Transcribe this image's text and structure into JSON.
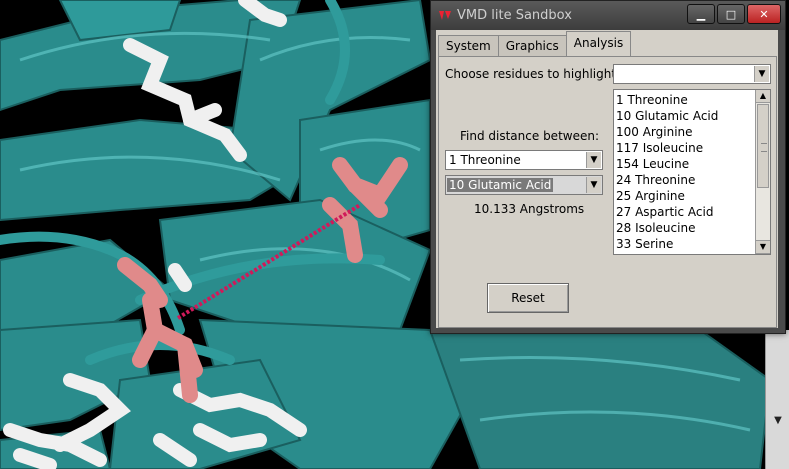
{
  "window": {
    "title": "VMD lite Sandbox",
    "minimize": "▁",
    "maximize": "□",
    "close": "✕"
  },
  "tabs": [
    {
      "label": "System"
    },
    {
      "label": "Graphics"
    },
    {
      "label": "Analysis"
    }
  ],
  "analysis": {
    "highlight_label": "Choose residues to highlight:",
    "highlight_value": "",
    "distance_label": "Find distance between:",
    "residue_a": "1 Threonine",
    "residue_b": "10 Glutamic Acid",
    "distance_result": "10.133 Angstroms",
    "reset_label": "Reset",
    "residue_list": [
      "1 Threonine",
      "10 Glutamic Acid",
      "100 Arginine",
      "117 Isoleucine",
      "154 Leucine",
      "24 Threonine",
      "25 Arginine",
      "27 Aspartic Acid",
      "28 Isoleucine",
      "33 Serine"
    ]
  },
  "colors": {
    "protein": "#2a8c8c",
    "highlight_residue": "#e08a8a",
    "residue": "#e6e6e6",
    "distance_line": "#d0195a"
  },
  "icons": {
    "app": "vmd-logo-icon",
    "combo_arrow": "▼",
    "scroll_up": "▲",
    "scroll_down": "▼"
  }
}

## Problem description
Go through the entries above and tally each line that has the word "Glutamic"; reply with the tally and nothing else.

## Output for this task
2